Those of us old enough to remember the Lone Ranger TV series will recall that Indian side-kick Tonto invariably called the Lone Ranger “Kemo-sabe.
While it was never defined, the term could only be interpreted to be one of deep respect and friendship.
It isn’t syrupy at all to use the term to describe the fishing and personal friendship of Ed Sexton and Dudley Vandenborre, both of whom are members of trophy speckled trout fishing’s elite and together form an almost unbeatable tournament team.
They were featured individually in the best-selling book,
“Trout Masters: How Louisiana’s Best Angler’s Catch the Lunkers” published by Louisiana Sportsman magazine.
By some sort of alignment of the stars, they are also tied for 10th place in the all-time Louisiana record books, each having caught a 10.5-pound speckled trout.
They came to fishing fame by different paths.
Sexton owns his the Baton Rouge-based Sexton Kitchen and Bath, and concentrates his outdoor activities in Venice, fishing for speckled trout 50 to 60 days a year and duck hunting another 30 days.
The North Louisiana native came to Venice in 1993 to fish for bass, running 25 miles of treacherous river in a 16-foot bateau. He quickly decided he needed a houseboat to reduce the number of runs, so he built one in 1995.

## EXERCISE AIM
Write out everything in the fishing article from "While it was" down to "by different paths.", word for word.

## STORED DATA
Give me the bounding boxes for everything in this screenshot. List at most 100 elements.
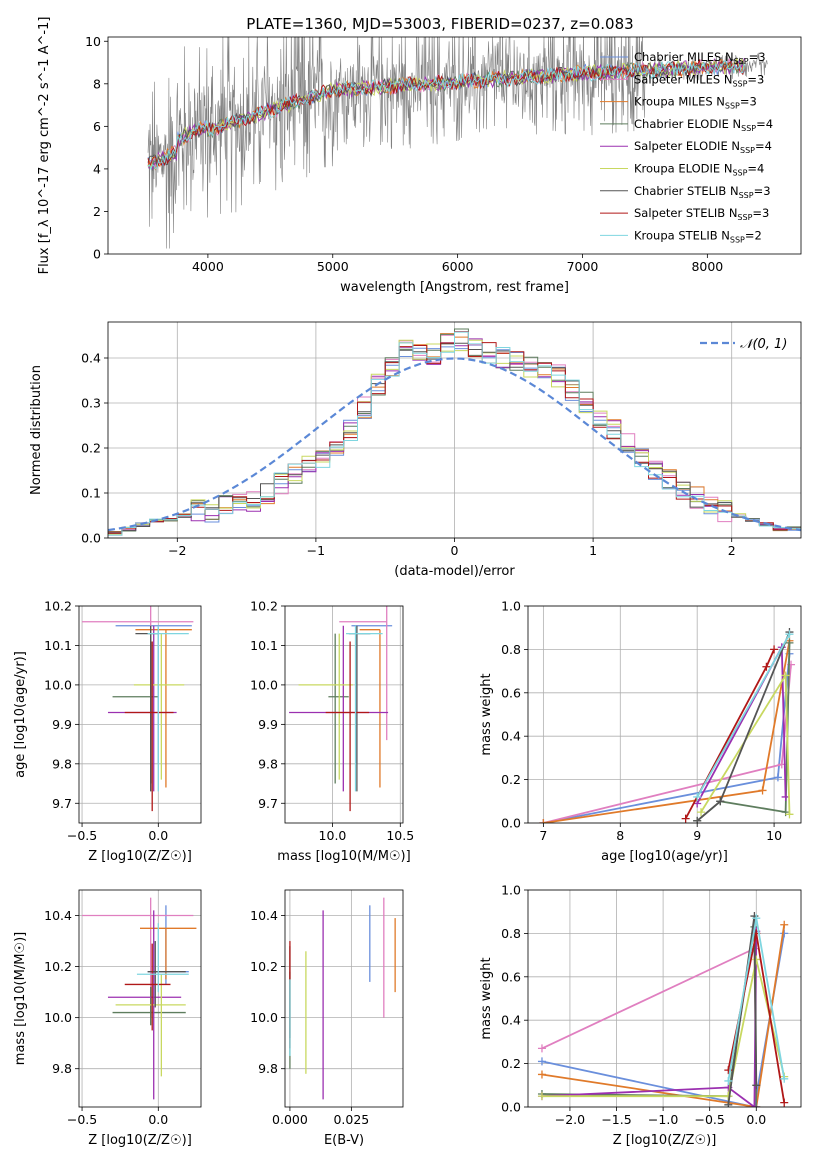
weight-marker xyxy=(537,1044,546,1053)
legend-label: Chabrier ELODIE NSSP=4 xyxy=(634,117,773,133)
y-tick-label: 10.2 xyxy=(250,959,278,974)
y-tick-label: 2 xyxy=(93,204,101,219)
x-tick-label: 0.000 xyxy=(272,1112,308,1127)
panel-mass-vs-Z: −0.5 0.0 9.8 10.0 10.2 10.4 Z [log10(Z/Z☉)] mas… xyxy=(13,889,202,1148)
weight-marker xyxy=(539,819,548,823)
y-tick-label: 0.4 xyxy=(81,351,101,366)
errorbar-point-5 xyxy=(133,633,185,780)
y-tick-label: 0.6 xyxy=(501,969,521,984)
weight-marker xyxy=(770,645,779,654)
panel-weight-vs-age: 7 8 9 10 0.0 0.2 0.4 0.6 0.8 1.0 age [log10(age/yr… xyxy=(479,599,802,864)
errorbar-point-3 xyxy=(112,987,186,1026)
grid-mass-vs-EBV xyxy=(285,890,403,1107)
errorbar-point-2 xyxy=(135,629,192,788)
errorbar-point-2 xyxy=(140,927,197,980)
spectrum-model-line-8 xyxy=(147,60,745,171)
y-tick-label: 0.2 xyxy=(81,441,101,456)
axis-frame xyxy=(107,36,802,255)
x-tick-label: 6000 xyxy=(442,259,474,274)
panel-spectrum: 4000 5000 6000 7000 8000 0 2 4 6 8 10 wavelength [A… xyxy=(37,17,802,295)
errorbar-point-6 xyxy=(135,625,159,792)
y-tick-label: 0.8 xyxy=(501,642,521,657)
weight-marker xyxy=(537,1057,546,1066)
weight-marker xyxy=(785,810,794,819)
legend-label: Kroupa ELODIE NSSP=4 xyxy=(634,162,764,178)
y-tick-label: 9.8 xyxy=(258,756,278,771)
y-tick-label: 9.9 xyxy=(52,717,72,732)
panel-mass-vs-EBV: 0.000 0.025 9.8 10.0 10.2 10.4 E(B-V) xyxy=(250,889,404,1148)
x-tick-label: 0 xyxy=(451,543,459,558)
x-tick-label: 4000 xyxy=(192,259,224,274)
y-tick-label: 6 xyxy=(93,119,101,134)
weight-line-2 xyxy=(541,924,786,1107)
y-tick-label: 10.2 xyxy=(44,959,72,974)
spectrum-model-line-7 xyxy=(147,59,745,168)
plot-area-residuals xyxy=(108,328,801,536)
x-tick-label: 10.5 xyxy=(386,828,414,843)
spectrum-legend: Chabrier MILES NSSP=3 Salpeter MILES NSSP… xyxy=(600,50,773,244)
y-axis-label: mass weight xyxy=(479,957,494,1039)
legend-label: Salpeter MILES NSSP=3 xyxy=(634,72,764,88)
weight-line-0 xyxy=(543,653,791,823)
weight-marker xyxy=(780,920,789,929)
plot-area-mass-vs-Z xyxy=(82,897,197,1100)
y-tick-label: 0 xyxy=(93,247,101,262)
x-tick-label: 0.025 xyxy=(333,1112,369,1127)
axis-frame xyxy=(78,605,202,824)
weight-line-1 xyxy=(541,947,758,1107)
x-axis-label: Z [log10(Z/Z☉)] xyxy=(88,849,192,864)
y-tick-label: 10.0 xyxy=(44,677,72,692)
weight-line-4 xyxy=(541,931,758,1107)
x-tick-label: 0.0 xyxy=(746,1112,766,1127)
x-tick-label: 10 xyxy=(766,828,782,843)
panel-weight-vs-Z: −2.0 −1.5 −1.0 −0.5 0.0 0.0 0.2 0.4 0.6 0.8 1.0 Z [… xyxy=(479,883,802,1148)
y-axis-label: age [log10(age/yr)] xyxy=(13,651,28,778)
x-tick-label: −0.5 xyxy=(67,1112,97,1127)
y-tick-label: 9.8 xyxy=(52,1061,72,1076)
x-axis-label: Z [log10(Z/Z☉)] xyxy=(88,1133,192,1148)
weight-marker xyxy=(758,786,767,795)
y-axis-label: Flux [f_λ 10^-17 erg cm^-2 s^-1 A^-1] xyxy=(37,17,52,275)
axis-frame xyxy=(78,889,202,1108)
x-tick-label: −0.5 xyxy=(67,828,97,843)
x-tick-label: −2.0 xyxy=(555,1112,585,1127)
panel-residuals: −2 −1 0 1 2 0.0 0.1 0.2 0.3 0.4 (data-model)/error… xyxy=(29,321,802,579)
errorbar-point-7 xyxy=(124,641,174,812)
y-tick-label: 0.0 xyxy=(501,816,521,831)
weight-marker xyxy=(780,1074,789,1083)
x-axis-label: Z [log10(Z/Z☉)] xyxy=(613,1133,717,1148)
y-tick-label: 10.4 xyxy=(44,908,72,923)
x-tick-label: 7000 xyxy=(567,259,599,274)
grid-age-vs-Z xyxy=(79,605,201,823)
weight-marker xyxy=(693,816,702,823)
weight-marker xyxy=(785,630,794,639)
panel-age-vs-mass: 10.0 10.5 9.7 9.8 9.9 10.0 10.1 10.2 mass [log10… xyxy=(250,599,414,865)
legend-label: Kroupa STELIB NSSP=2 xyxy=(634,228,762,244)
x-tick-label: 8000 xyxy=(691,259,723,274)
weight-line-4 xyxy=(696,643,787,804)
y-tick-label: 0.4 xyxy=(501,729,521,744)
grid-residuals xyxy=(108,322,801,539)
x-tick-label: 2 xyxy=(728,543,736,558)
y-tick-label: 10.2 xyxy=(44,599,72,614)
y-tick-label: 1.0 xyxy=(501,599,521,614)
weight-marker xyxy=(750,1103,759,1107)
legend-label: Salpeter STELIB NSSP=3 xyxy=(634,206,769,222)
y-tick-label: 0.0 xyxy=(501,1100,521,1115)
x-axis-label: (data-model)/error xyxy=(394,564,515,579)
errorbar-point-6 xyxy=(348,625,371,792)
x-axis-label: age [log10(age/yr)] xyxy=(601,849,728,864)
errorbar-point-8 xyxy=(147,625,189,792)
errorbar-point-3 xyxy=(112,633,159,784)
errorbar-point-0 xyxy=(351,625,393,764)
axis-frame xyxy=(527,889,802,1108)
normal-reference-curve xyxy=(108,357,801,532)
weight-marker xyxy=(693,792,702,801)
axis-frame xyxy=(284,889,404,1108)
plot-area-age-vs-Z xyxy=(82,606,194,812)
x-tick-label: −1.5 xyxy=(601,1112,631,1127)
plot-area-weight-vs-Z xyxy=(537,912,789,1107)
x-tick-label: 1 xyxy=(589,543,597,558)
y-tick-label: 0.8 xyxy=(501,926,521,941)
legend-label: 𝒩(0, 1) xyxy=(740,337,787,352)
--
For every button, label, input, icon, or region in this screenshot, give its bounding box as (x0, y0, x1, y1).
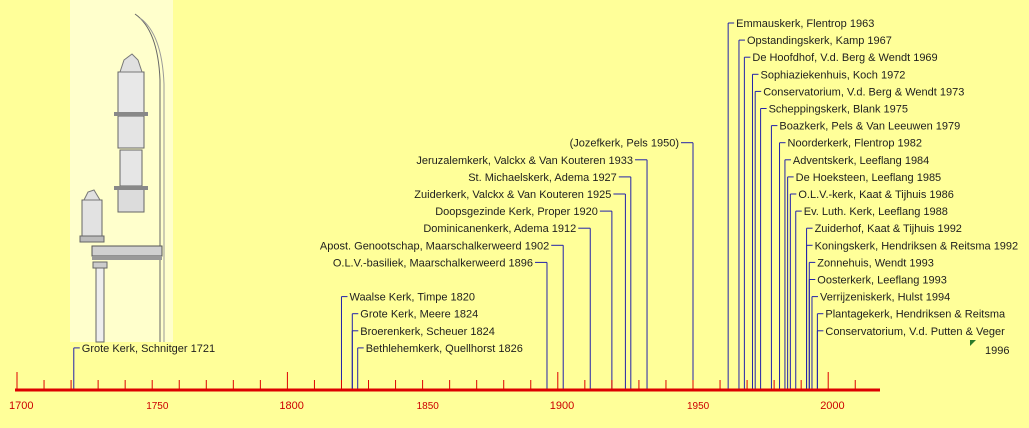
* * *
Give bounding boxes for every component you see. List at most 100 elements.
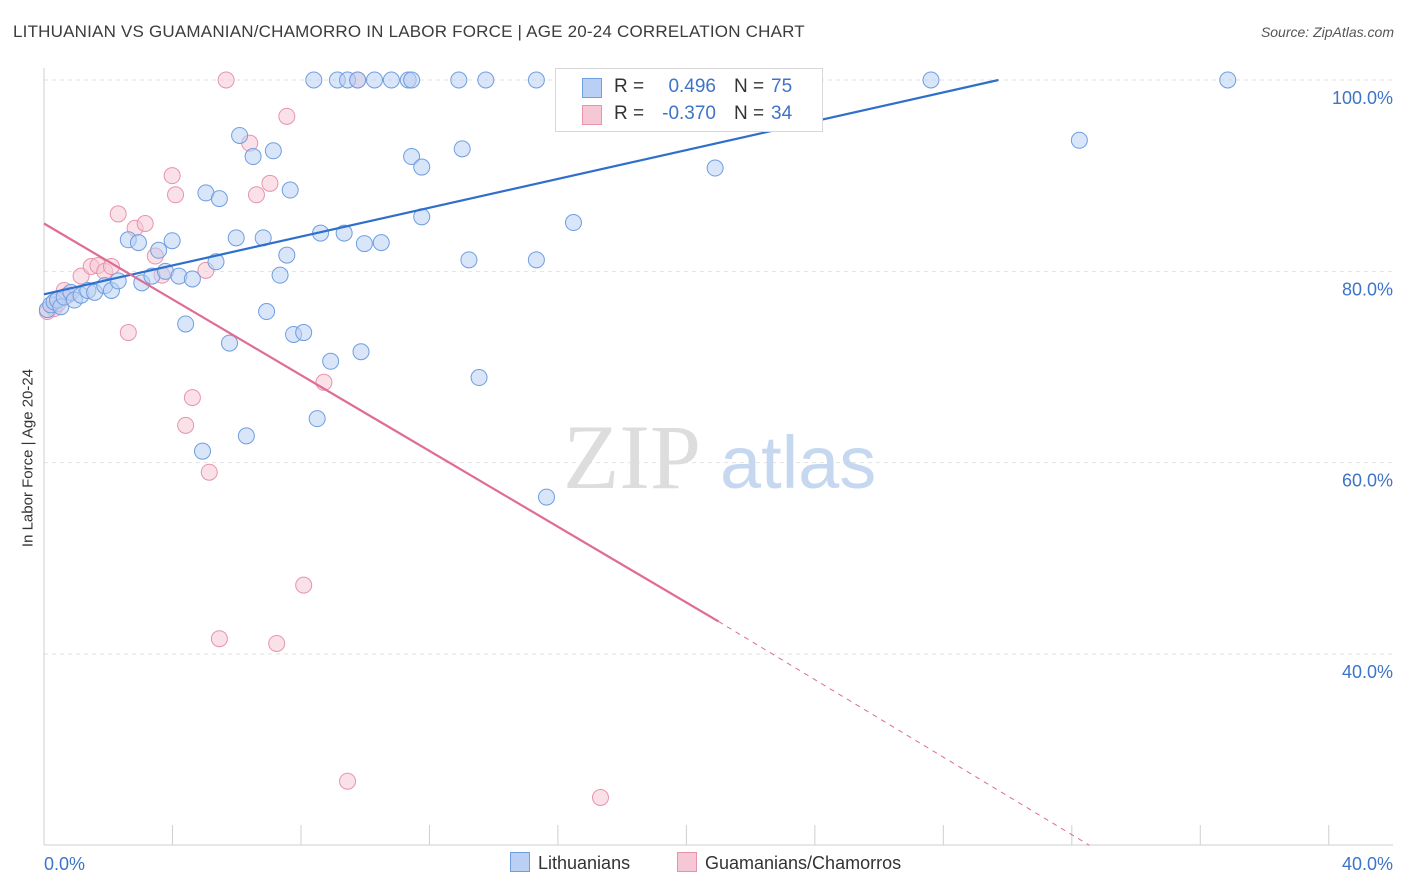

## OUTPUT OF THE EXERCISE
While it was never defined, the term could only be interpreted to be one of deep respect and friendship.
It isn’t syrupy at all to use the term to describe the fishing and personal friendship of Ed Sexton and Dudley Vandenborre, both of whom are members of trophy speckled trout fishing’s elite and together form an almost unbeatable tournament team.
They were featured individually in the best-selling book,
“Trout Masters: How Louisiana’s Best Angler’s Catch the Lunkers” published by Louisiana Sportsman magazine.
By some sort of alignment of the stars, they are also tied for 10th place in the all-time Louisiana record books, each having caught a 10.5-pound speckled trout.
They came to fishing fame by different paths.